WORK TO BE COMPLETED: Note each line of the listing that contains the string "name", and copy it.

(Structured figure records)
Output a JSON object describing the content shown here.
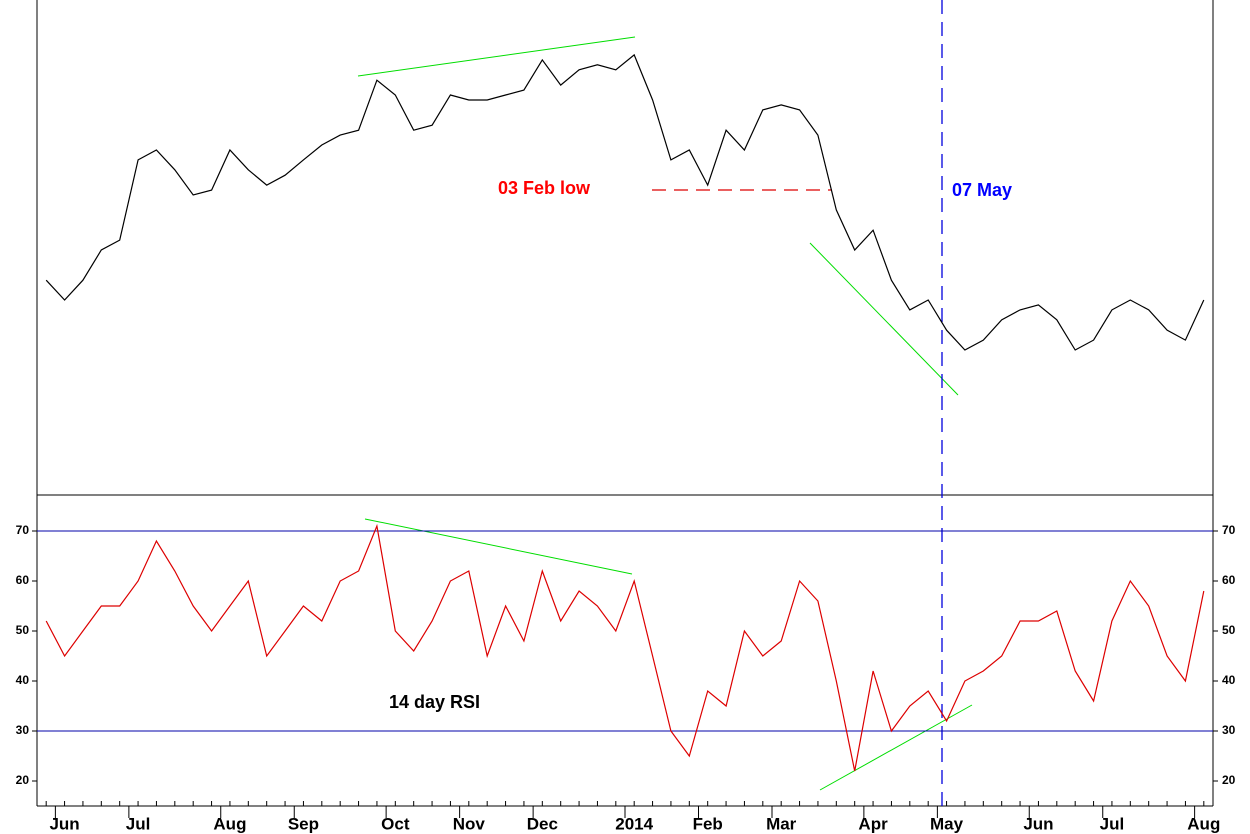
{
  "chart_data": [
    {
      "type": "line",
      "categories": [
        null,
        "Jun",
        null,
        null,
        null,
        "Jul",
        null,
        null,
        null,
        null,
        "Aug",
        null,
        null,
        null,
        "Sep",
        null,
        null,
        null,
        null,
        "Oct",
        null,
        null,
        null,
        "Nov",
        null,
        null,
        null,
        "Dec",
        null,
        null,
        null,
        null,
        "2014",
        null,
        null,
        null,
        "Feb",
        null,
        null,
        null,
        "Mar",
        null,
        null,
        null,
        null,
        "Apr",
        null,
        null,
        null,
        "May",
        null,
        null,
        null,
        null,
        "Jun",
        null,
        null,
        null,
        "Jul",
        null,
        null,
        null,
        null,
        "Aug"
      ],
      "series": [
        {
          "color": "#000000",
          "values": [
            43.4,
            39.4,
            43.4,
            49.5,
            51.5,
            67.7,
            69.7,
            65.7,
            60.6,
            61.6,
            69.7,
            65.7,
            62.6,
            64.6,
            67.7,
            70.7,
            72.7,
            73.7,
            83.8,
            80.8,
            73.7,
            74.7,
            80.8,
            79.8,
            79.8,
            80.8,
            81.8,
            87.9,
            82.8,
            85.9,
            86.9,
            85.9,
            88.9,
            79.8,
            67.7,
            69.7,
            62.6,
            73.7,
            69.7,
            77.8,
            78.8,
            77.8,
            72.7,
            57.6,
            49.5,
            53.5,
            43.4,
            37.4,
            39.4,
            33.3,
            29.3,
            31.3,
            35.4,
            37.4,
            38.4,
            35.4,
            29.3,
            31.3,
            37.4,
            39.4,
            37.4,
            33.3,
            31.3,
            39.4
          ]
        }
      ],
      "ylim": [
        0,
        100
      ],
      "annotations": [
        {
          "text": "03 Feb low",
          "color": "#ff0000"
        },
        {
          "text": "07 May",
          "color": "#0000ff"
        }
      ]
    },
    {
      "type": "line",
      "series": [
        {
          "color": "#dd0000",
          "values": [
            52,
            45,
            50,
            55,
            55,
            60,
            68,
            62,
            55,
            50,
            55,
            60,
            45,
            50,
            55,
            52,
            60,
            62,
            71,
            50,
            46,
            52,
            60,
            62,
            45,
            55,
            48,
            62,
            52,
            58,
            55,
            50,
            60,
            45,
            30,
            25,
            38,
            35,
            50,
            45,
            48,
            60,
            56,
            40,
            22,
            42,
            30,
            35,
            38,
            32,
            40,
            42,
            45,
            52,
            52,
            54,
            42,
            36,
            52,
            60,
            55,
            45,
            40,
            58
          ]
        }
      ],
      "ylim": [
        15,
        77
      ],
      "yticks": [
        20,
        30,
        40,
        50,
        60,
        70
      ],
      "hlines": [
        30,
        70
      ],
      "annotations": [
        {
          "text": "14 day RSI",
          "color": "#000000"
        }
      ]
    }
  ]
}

...

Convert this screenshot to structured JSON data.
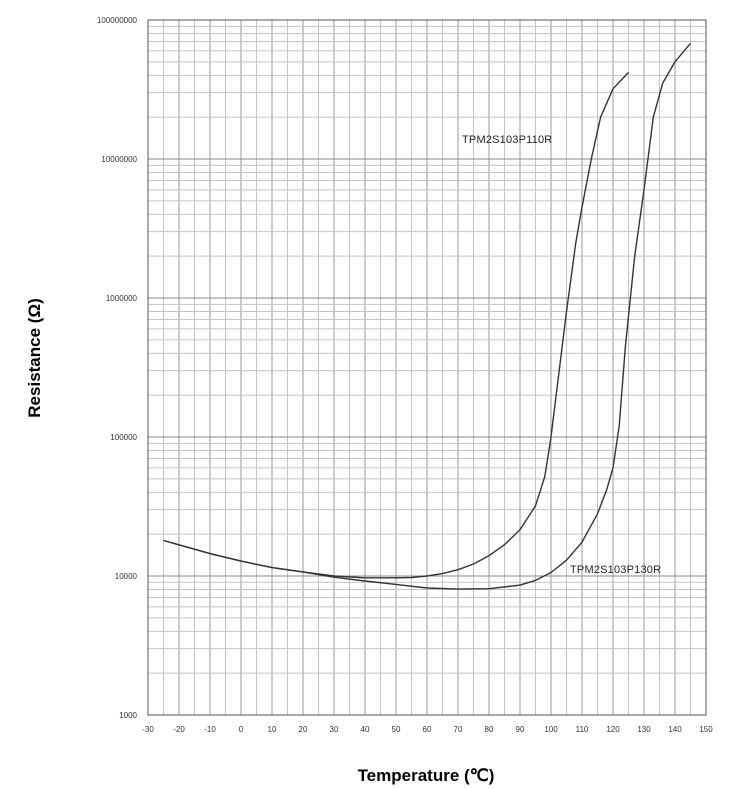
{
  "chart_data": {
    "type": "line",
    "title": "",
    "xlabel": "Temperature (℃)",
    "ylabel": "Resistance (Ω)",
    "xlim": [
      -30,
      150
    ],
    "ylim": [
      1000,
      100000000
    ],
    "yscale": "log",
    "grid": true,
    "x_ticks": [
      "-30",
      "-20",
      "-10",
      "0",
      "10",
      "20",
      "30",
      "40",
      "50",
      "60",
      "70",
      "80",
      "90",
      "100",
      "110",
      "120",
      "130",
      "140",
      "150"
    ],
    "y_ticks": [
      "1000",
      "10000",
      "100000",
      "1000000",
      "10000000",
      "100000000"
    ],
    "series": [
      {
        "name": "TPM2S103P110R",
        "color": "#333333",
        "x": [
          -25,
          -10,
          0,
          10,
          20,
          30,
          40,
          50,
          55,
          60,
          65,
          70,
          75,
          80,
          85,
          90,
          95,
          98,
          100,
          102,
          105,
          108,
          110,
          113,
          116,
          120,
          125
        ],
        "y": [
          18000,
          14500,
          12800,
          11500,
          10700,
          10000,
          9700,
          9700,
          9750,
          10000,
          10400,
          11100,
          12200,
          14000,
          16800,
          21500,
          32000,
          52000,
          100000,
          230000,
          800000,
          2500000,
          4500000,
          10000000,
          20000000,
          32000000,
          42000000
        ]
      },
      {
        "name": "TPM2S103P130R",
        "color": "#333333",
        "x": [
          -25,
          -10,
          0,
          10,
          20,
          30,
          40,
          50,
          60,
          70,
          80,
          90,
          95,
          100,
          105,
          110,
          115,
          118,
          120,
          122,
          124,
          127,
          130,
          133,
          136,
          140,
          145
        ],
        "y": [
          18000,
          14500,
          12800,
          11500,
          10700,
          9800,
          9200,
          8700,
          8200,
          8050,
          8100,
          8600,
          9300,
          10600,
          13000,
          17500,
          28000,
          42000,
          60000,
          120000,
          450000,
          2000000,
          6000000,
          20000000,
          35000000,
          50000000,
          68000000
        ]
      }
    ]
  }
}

CORRECT ANSWER:
        "name": "TPM2S103P110R",
        "name": "TPM2S103P130R",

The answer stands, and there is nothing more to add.